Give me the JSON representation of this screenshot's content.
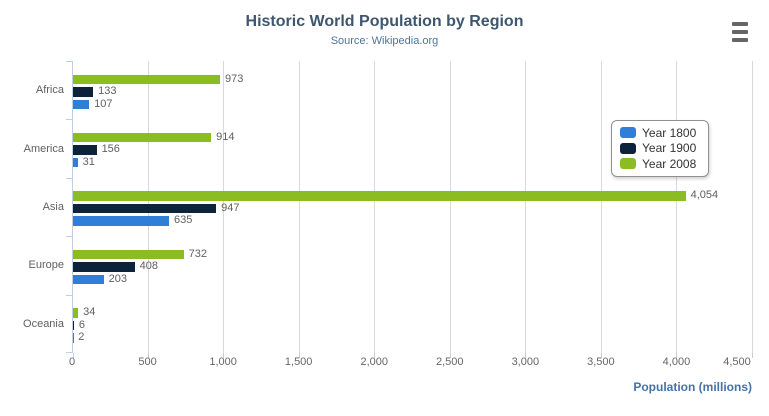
{
  "chart": {
    "export_menu_icon": "hamburger-menu-icon",
    "background_color": "#ffffff",
    "title_color": "#3e576f",
    "subtitle_color": "#4d759e",
    "axis_title_color": "#4572a7",
    "grid_color": "#d8d8d8",
    "axis_line_color": "#c0d0e0",
    "label_color": "#606060",
    "tick_label_color": "#666666"
  },
  "chart_data": {
    "type": "bar",
    "orientation": "horizontal",
    "title": "Historic World Population by Region",
    "subtitle": "Source: Wikipedia.org",
    "categories": [
      "Africa",
      "America",
      "Asia",
      "Europe",
      "Oceania"
    ],
    "series": [
      {
        "name": "Year 1800",
        "color": "#2f7ed8",
        "values": [
          107,
          31,
          635,
          203,
          2
        ]
      },
      {
        "name": "Year 1900",
        "color": "#0d233a",
        "values": [
          133,
          156,
          947,
          408,
          6
        ]
      },
      {
        "name": "Year 2008",
        "color": "#8bbc21",
        "values": [
          973,
          914,
          4054,
          732,
          34
        ]
      }
    ],
    "bar_order_top_to_bottom": [
      "Year 2008",
      "Year 1900",
      "Year 1800"
    ],
    "data_labels": true,
    "xlabel": "Population (millions)",
    "ylabel": "",
    "xlim": [
      0,
      4500
    ],
    "xticks": [
      0,
      500,
      1000,
      1500,
      2000,
      2500,
      3000,
      3500,
      4000,
      4500
    ],
    "grid": true,
    "legend_position": "right-top-box"
  }
}
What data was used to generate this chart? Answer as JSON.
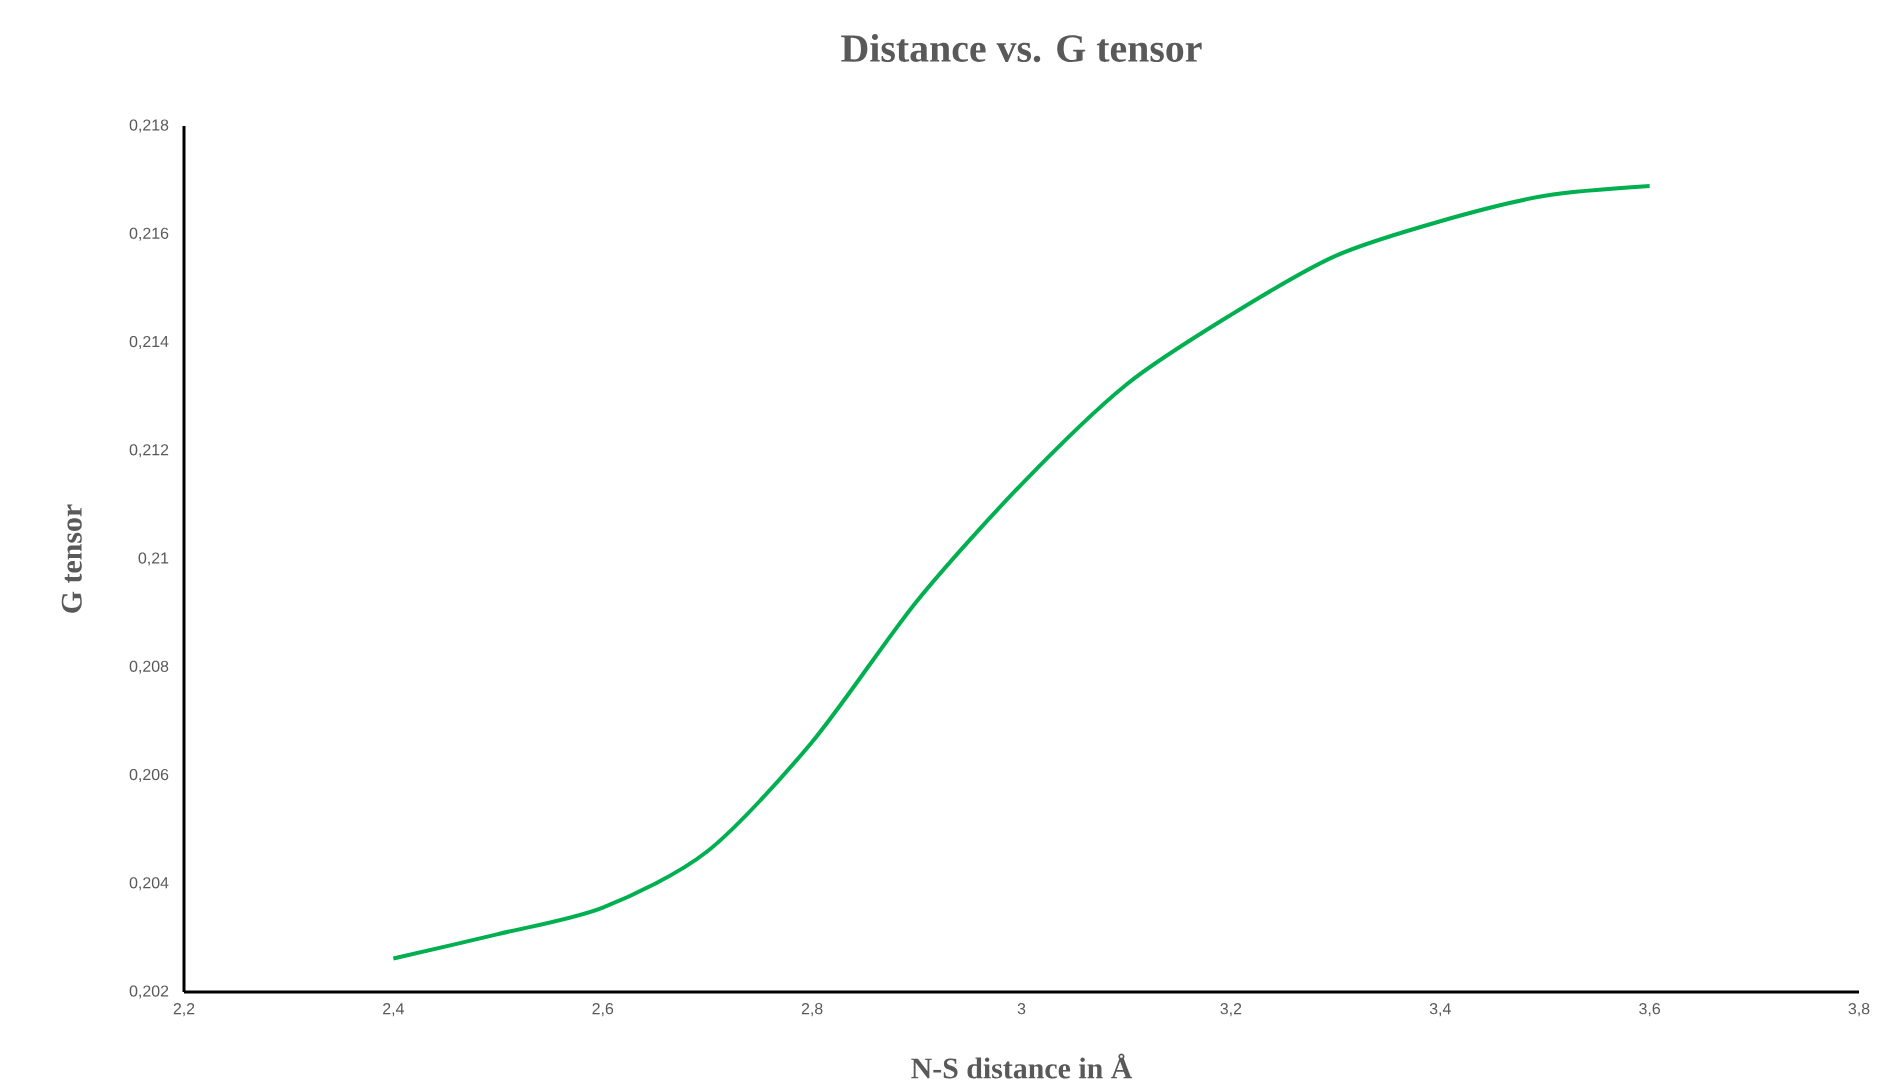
{
  "chart_data": {
    "type": "line",
    "title": "Distance vs. G tensor",
    "xlabel": "N-S distance in Å",
    "ylabel": "G tensor",
    "x": [
      2.4,
      2.5,
      2.6,
      2.7,
      2.8,
      2.9,
      3.0,
      3.1,
      3.2,
      3.3,
      3.4,
      3.5,
      3.6
    ],
    "series": [
      {
        "color": "#00b050",
        "values": [
          0.20262,
          0.20307,
          0.20356,
          0.2046,
          0.20662,
          0.20922,
          0.21138,
          0.21322,
          0.21451,
          0.2156,
          0.21624,
          0.21671,
          0.21689
        ]
      }
    ],
    "xlim": [
      2.2,
      3.8
    ],
    "xticks": [
      {
        "value": 2.2,
        "label": "2,2"
      },
      {
        "value": 2.4,
        "label": "2,4"
      },
      {
        "value": 2.6,
        "label": "2,6"
      },
      {
        "value": 2.8,
        "label": "2,8"
      },
      3,
      {
        "value": 3.2,
        "label": "3,2"
      },
      {
        "value": 3.4,
        "label": "3,4"
      },
      {
        "value": 3.6,
        "label": "3,6"
      },
      {
        "value": 3.8,
        "label": "3,8"
      }
    ],
    "ylim": [
      0.202,
      0.218
    ],
    "yticks": [
      {
        "value": 0.202,
        "label": "0,202"
      },
      {
        "value": 0.204,
        "label": "0,204"
      },
      {
        "value": 0.206,
        "label": "0,206"
      },
      {
        "value": 0.208,
        "label": "0,208"
      },
      {
        "value": 0.21,
        "label": "0,21"
      },
      {
        "value": 0.212,
        "label": "0,212"
      },
      {
        "value": 0.214,
        "label": "0,214"
      },
      {
        "value": 0.216,
        "label": "0,216"
      },
      {
        "value": 0.218,
        "label": "0,218"
      }
    ]
  }
}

━━━━━━━━━━━━━━━━━━━━━━━━━━━━━━

Work to do: Show each line in the entries that holds the string "name".

Exercise answer:
        "name": "Year 1800",
        "name": "Year 1900",
        "name": "Year 2008",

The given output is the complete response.